* WORK TO COMPLETE
Would you repeat the listing exactly but omit every picture?

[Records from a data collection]

☆ ☆ ☆

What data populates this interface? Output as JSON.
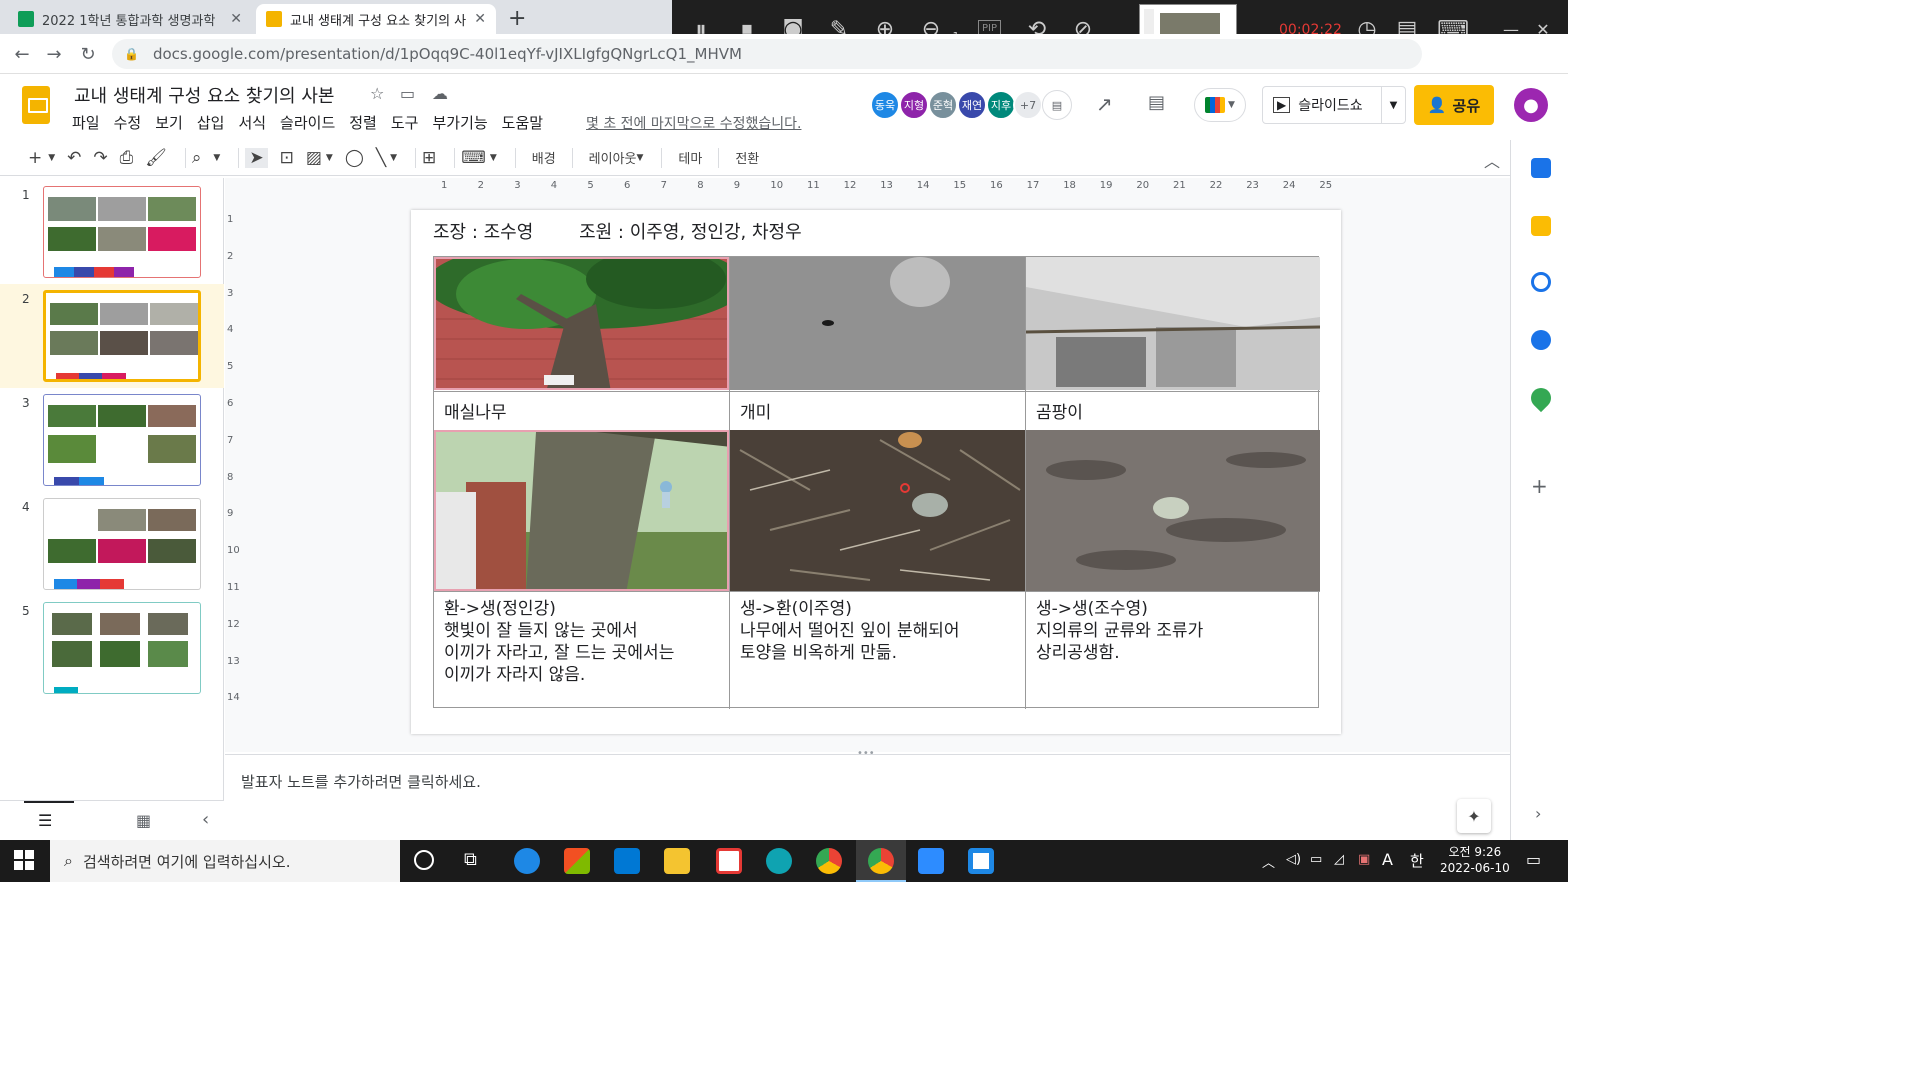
{
  "browser": {
    "tabs": [
      {
        "title": "2022 1학년 통합과학 생명과학",
        "favicon_color": "#0f9d58"
      },
      {
        "title": "교내 생태계 구성 요소 찾기의 사",
        "favicon_color": "#f4b400"
      }
    ],
    "url": "docs.google.com/presentation/d/1pOqq9C-40l1eqYf-vJIXLIgfgQNgrLcQ1_MHVM"
  },
  "recorder": {
    "time": "00:02:22",
    "zoom": "x1",
    "pip_label": "PIP"
  },
  "doc": {
    "title": "교내 생태계 구성 요소 찾기의 사본",
    "menu": [
      "파일",
      "수정",
      "보기",
      "삽입",
      "서식",
      "슬라이드",
      "정렬",
      "도구",
      "부가기능",
      "도움말"
    ],
    "last_edit": "몇 초 전에 마지막으로 수정했습니다.",
    "collaborators": [
      {
        "name": "동욱",
        "color": "#1e88e5"
      },
      {
        "name": "지형",
        "color": "#8e24aa"
      },
      {
        "name": "준혁",
        "color": "#78909c"
      },
      {
        "name": "재연",
        "color": "#3949ab"
      },
      {
        "name": "지후",
        "color": "#00897b"
      }
    ],
    "more_collaborators": "+7",
    "slideshow_label": "슬라이드쇼",
    "share_label": "공유"
  },
  "toolbar": {
    "background": "배경",
    "layout": "레이아웃",
    "theme": "테마",
    "transition": "전환"
  },
  "filmstrip": {
    "slides": [
      "1",
      "2",
      "3",
      "4",
      "5"
    ],
    "selected": 2
  },
  "slide": {
    "team_line": "조장 : 조수영        조원 : 이주영, 정인강, 차정우",
    "labels": [
      "매실나무",
      "개미",
      "곰팡이"
    ],
    "descriptions": [
      "환->생(정인강)\n햇빛이 잘 들지 않는 곳에서\n이끼가 자라고, 잘 드는 곳에서는\n이끼가 자라지 않음.",
      "생->환(이주영)\n나무에서 떨어진 잎이 분해되어\n토양을 비옥하게 만듦.",
      "생->생(조수영)\n지의류의 균류와 조류가\n상리공생함."
    ]
  },
  "ruler": {
    "h_ticks": [
      "1",
      "2",
      "3",
      "4",
      "5",
      "6",
      "7",
      "8",
      "9",
      "10",
      "11",
      "12",
      "13",
      "14",
      "15",
      "16",
      "17",
      "18",
      "19",
      "20",
      "21",
      "22",
      "23",
      "24",
      "25"
    ],
    "v_ticks": [
      "1",
      "2",
      "3",
      "4",
      "5",
      "6",
      "7",
      "8",
      "9",
      "10",
      "11",
      "12",
      "13",
      "14"
    ]
  },
  "notes": {
    "placeholder": "발표자 노트를 추가하려면 클릭하세요."
  },
  "taskbar": {
    "search_placeholder": "검색하려면 여기에 입력하십시오.",
    "time": "오전 9:26",
    "date": "2022-06-10",
    "ime": "한",
    "ime_mode": "A"
  }
}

☆ ☆ ☆

* WRITTEN SOLUTION
What data populates this interface? Output as JSON.
{
  "browser": {
    "tabs": [
      {
        "title": "2022 1학년 통합과학 생명과학",
        "favicon_color": "#0f9d58"
      },
      {
        "title": "교내 생태계 구성 요소 찾기의 사",
        "favicon_color": "#f4b400"
      }
    ],
    "url": "docs.google.com/presentation/d/1pOqq9C-40l1eqYf-vJIXLIgfgQNgrLcQ1_MHVM"
  },
  "recorder": {
    "time": "00:02:22",
    "zoom": "x1",
    "pip_label": "PIP"
  },
  "doc": {
    "title": "교내 생태계 구성 요소 찾기의 사본",
    "menu": [
      "파일",
      "수정",
      "보기",
      "삽입",
      "서식",
      "슬라이드",
      "정렬",
      "도구",
      "부가기능",
      "도움말"
    ],
    "last_edit": "몇 초 전에 마지막으로 수정했습니다.",
    "collaborators": [
      {
        "name": "동욱",
        "color": "#1e88e5"
      },
      {
        "name": "지형",
        "color": "#8e24aa"
      },
      {
        "name": "준혁",
        "color": "#78909c"
      },
      {
        "name": "재연",
        "color": "#3949ab"
      },
      {
        "name": "지후",
        "color": "#00897b"
      }
    ],
    "more_collaborators": "+7",
    "slideshow_label": "슬라이드쇼",
    "share_label": "공유"
  },
  "toolbar": {
    "background": "배경",
    "layout": "레이아웃",
    "theme": "테마",
    "transition": "전환"
  },
  "filmstrip": {
    "slides": [
      "1",
      "2",
      "3",
      "4",
      "5"
    ],
    "selected": 2
  },
  "slide": {
    "team_line": "조장 : 조수영        조원 : 이주영, 정인강, 차정우",
    "labels": [
      "매실나무",
      "개미",
      "곰팡이"
    ],
    "descriptions": [
      "환->생(정인강)\n햇빛이 잘 들지 않는 곳에서\n이끼가 자라고, 잘 드는 곳에서는\n이끼가 자라지 않음.",
      "생->환(이주영)\n나무에서 떨어진 잎이 분해되어\n토양을 비옥하게 만듦.",
      "생->생(조수영)\n지의류의 균류와 조류가\n상리공생함."
    ]
  },
  "ruler": {
    "h_ticks": [
      "1",
      "2",
      "3",
      "4",
      "5",
      "6",
      "7",
      "8",
      "9",
      "10",
      "11",
      "12",
      "13",
      "14",
      "15",
      "16",
      "17",
      "18",
      "19",
      "20",
      "21",
      "22",
      "23",
      "24",
      "25"
    ],
    "v_ticks": [
      "1",
      "2",
      "3",
      "4",
      "5",
      "6",
      "7",
      "8",
      "9",
      "10",
      "11",
      "12",
      "13",
      "14"
    ]
  },
  "notes": {
    "placeholder": "발표자 노트를 추가하려면 클릭하세요."
  },
  "taskbar": {
    "search_placeholder": "검색하려면 여기에 입력하십시오.",
    "time": "오전 9:26",
    "date": "2022-06-10",
    "ime": "한",
    "ime_mode": "A"
  }
}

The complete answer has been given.